**What you need to do**
Tell how many lines contain the word "Vertical". Reply with the number only.

**Data records**
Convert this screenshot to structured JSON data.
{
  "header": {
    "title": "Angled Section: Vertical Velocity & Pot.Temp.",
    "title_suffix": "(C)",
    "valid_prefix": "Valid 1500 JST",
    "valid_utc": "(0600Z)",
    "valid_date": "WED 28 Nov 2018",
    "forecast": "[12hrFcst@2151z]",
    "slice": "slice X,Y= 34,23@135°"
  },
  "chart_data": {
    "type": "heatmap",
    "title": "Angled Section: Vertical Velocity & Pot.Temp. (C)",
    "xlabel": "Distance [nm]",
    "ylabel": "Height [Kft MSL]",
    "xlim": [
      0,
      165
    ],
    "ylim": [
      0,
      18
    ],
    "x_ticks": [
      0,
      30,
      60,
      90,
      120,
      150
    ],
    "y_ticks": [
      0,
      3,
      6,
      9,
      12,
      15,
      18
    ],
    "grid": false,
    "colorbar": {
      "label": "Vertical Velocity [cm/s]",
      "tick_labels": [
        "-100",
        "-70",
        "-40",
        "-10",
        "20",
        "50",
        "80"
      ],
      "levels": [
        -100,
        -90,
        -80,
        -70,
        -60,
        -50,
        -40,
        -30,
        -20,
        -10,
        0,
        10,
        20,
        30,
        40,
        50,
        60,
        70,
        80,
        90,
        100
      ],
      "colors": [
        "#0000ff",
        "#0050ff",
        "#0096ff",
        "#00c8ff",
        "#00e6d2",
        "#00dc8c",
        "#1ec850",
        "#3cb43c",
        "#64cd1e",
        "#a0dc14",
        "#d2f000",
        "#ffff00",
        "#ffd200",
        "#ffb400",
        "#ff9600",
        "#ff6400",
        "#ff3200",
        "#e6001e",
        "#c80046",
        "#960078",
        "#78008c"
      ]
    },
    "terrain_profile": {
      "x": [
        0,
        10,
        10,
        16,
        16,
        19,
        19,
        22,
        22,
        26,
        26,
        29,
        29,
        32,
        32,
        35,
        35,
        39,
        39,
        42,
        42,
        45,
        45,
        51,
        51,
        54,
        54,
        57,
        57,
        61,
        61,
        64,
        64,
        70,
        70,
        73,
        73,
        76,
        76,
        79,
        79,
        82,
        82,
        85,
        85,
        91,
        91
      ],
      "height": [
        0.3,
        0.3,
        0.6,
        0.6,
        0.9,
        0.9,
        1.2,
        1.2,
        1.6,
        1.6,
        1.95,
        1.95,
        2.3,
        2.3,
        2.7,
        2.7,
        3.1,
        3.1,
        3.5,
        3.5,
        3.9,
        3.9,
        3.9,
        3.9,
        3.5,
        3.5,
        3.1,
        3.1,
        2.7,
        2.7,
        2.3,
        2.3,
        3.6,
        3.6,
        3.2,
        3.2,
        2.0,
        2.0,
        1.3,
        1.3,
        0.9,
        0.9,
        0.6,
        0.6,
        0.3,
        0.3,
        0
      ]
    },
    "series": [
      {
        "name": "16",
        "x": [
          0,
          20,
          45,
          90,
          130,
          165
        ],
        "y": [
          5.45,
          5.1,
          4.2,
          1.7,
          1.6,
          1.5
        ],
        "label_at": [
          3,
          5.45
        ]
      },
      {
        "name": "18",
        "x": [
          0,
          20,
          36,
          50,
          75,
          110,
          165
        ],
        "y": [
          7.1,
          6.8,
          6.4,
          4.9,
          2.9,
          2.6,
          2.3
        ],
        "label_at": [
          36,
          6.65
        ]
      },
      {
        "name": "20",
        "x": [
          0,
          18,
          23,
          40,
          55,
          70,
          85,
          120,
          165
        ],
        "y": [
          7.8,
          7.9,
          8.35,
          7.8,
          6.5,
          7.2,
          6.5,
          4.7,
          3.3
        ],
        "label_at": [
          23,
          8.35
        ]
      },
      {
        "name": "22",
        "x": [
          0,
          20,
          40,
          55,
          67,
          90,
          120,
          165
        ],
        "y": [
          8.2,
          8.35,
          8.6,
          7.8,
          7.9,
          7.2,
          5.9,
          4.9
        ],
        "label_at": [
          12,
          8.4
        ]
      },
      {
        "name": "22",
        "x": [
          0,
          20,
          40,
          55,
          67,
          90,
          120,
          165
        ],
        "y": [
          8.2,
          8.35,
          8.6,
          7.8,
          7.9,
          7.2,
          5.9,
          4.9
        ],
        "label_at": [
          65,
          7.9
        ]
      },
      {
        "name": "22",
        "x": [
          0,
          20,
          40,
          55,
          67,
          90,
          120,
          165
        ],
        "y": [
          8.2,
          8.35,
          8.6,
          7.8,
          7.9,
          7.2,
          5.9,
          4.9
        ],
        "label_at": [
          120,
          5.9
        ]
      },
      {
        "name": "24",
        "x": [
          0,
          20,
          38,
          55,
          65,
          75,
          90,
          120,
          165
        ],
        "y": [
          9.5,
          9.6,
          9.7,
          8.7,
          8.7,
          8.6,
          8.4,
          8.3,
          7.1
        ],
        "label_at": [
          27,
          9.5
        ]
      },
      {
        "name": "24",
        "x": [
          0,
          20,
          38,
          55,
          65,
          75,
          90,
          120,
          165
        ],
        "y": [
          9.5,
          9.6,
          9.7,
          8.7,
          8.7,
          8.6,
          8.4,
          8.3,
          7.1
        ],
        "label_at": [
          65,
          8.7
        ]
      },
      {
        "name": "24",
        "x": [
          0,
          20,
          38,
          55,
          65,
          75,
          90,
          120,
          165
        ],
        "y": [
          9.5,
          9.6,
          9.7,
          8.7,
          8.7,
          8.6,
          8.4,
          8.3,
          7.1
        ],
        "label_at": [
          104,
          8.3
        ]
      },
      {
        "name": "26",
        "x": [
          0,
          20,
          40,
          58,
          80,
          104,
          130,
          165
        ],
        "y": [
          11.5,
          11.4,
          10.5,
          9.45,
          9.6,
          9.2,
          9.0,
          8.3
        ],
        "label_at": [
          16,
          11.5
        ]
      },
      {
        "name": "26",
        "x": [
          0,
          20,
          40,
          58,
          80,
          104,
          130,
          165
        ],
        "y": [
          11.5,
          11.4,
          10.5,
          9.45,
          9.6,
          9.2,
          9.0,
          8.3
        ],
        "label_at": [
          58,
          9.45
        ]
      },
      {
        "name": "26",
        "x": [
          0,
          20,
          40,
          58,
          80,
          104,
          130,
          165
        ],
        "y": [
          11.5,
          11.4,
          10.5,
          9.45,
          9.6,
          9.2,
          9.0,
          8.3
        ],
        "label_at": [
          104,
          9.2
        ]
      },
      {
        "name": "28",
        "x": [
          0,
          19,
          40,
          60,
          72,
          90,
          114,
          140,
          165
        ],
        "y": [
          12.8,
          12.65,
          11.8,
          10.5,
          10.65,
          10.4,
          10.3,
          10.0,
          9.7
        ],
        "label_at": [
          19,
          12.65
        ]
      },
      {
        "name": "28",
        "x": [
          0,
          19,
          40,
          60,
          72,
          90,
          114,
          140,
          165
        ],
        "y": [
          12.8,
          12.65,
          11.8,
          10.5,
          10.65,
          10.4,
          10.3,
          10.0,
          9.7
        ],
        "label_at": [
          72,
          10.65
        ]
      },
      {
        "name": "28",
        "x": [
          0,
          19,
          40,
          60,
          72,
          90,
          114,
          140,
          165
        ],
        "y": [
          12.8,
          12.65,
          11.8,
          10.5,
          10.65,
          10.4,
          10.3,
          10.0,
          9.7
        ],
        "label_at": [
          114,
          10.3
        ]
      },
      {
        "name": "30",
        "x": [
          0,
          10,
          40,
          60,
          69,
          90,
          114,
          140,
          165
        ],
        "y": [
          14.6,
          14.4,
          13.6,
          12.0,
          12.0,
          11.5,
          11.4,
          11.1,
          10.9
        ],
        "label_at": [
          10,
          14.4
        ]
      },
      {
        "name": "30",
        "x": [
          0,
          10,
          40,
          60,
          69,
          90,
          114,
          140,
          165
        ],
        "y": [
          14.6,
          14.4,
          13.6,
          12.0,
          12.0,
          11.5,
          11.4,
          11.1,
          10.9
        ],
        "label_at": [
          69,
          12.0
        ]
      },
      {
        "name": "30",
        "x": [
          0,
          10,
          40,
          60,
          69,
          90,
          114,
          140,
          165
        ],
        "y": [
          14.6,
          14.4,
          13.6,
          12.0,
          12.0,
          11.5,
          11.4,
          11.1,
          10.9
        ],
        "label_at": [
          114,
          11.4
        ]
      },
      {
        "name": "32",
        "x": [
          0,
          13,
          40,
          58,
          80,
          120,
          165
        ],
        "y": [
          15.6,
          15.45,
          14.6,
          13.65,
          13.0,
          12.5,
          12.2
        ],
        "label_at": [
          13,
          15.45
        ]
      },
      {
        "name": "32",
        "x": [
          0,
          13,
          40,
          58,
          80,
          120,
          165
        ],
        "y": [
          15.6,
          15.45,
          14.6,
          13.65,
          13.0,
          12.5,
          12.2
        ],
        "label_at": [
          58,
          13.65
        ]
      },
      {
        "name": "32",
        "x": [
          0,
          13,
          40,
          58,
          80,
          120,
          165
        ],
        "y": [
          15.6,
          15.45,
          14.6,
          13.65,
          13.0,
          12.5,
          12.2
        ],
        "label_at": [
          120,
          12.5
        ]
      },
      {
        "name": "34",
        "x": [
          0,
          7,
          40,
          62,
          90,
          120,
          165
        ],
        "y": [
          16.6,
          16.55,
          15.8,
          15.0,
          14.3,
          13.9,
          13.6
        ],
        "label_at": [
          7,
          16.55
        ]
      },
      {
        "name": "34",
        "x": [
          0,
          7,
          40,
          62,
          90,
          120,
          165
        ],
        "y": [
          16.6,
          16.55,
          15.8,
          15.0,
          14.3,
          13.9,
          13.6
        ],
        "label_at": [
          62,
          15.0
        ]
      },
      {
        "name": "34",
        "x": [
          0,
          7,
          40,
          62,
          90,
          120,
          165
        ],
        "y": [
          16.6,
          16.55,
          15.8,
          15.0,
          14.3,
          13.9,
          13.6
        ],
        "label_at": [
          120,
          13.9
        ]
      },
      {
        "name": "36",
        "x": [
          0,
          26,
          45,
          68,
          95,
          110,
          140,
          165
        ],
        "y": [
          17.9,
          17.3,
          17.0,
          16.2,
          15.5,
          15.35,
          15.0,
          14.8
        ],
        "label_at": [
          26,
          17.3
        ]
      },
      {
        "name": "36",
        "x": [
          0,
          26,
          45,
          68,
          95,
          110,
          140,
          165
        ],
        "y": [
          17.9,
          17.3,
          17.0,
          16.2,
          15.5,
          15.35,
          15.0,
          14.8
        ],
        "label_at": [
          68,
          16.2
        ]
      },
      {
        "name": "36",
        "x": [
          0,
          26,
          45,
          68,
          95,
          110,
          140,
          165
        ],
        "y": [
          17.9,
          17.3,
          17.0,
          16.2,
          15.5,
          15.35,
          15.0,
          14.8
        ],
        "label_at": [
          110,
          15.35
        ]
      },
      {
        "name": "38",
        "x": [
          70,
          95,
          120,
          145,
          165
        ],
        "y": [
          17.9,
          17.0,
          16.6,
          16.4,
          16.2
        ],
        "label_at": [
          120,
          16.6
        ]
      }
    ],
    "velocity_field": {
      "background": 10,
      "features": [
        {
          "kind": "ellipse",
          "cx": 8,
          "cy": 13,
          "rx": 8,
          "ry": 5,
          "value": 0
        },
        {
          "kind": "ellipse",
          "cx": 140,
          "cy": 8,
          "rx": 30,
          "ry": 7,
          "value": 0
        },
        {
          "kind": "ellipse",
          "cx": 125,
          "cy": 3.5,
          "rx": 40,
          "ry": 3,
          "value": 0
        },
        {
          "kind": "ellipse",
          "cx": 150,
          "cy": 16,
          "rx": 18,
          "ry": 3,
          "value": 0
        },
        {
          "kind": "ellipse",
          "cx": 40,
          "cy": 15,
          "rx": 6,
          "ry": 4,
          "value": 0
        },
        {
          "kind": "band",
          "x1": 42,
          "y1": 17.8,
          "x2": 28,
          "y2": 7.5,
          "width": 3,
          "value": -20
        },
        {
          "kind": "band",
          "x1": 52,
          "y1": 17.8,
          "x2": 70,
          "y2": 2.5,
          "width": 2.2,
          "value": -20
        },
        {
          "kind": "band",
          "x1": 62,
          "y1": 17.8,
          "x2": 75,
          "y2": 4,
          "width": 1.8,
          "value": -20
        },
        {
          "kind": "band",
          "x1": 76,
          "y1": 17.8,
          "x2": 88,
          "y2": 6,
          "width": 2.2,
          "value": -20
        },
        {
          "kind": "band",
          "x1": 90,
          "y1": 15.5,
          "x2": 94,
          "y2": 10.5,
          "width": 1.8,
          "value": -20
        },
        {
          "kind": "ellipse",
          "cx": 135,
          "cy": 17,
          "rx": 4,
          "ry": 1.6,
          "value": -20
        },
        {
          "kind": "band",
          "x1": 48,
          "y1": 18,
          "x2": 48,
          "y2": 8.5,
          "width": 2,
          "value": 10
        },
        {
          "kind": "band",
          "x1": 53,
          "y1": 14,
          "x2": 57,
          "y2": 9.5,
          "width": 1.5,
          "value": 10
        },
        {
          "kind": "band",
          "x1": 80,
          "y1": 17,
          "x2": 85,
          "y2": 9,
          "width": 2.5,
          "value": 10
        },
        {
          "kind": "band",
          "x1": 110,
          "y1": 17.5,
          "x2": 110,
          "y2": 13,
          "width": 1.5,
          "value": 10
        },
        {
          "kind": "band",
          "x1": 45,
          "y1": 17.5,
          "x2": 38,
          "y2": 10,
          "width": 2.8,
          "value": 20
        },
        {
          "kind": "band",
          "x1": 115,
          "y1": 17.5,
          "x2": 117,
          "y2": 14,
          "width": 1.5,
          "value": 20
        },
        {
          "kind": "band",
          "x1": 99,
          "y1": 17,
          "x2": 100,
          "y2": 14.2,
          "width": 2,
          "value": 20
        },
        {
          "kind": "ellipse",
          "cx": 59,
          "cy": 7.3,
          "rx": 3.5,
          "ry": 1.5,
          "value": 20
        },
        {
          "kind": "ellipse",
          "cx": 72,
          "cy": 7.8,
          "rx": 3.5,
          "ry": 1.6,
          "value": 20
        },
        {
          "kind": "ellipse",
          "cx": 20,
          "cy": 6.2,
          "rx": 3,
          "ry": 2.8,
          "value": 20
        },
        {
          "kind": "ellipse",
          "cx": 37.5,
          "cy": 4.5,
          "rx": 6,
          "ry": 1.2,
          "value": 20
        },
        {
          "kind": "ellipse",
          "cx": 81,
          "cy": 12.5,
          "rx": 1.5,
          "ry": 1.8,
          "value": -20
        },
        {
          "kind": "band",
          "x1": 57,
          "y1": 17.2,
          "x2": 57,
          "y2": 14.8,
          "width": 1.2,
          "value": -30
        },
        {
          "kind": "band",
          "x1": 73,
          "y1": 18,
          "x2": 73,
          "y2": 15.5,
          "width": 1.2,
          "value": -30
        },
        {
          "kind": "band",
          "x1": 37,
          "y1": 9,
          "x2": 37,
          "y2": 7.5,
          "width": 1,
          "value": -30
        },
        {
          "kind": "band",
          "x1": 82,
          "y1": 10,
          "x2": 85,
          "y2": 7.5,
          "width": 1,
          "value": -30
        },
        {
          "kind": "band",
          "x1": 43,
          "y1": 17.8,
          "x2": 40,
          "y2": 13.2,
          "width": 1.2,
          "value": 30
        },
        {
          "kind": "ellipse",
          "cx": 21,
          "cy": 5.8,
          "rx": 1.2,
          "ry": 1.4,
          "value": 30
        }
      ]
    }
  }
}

**Written solution**
3